In full and without alteration, repeat the material.

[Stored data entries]
------------------------------------
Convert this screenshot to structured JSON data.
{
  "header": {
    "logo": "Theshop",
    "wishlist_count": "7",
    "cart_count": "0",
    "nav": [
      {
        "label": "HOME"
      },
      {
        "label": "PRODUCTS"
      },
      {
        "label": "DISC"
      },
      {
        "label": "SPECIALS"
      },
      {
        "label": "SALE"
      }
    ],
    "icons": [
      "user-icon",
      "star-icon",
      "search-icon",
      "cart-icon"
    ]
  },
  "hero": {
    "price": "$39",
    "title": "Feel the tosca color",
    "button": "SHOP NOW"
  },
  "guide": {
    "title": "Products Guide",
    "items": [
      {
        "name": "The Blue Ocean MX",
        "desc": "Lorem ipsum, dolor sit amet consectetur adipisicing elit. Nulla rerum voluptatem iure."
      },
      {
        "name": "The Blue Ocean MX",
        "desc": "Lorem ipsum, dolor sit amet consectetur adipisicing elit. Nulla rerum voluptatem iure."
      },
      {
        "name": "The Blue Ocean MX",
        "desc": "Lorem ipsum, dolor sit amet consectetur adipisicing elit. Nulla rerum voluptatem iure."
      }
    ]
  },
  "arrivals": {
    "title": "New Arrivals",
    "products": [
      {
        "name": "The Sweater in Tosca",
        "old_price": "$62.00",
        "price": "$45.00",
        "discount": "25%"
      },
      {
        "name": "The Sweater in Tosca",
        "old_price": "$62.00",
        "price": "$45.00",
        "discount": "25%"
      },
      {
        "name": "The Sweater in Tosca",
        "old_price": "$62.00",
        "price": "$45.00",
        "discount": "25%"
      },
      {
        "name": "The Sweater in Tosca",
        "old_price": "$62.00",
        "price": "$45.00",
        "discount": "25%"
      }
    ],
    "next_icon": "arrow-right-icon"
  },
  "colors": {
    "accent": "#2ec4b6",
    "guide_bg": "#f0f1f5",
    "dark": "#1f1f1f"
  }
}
------------------------------------
[Written solution]
Convert this screenshot to structured JSON data.
{
  "header": {
    "logo": "Theshop",
    "wishlist_count": "7",
    "cart_count": "0",
    "nav": [
      {
        "label": "HOME"
      },
      {
        "label": "PRODUCTS"
      },
      {
        "label": "DISC"
      },
      {
        "label": "SPECIALS"
      },
      {
        "label": "SALE"
      }
    ],
    "icons": [
      "user-icon",
      "star-icon",
      "search-icon",
      "cart-icon"
    ]
  },
  "hero": {
    "price": "$39",
    "title": "Feel the tosca color",
    "button": "SHOP NOW"
  },
  "guide": {
    "title": "Products Guide",
    "items": [
      {
        "name": "The Blue Ocean MX",
        "desc": "Lorem ipsum, dolor sit amet consectetur adipisicing elit. Nulla rerum voluptatem iure."
      },
      {
        "name": "The Blue Ocean MX",
        "desc": "Lorem ipsum, dolor sit amet consectetur adipisicing elit. Nulla rerum voluptatem iure."
      },
      {
        "name": "The Blue Ocean MX",
        "desc": "Lorem ipsum, dolor sit amet consectetur adipisicing elit. Nulla rerum voluptatem iure."
      }
    ]
  },
  "arrivals": {
    "title": "New Arrivals",
    "products": [
      {
        "name": "The Sweater in Tosca",
        "old_price": "$62.00",
        "price": "$45.00",
        "discount": "25%"
      },
      {
        "name": "The Sweater in Tosca",
        "old_price": "$62.00",
        "price": "$45.00",
        "discount": "25%"
      },
      {
        "name": "The Sweater in Tosca",
        "old_price": "$62.00",
        "price": "$45.00",
        "discount": "25%"
      },
      {
        "name": "The Sweater in Tosca",
        "old_price": "$62.00",
        "price": "$45.00",
        "discount": "25%"
      }
    ],
    "next_icon": "arrow-right-icon"
  },
  "colors": {
    "accent": "#2ec4b6",
    "guide_bg": "#f0f1f5",
    "dark": "#1f1f1f"
  }
}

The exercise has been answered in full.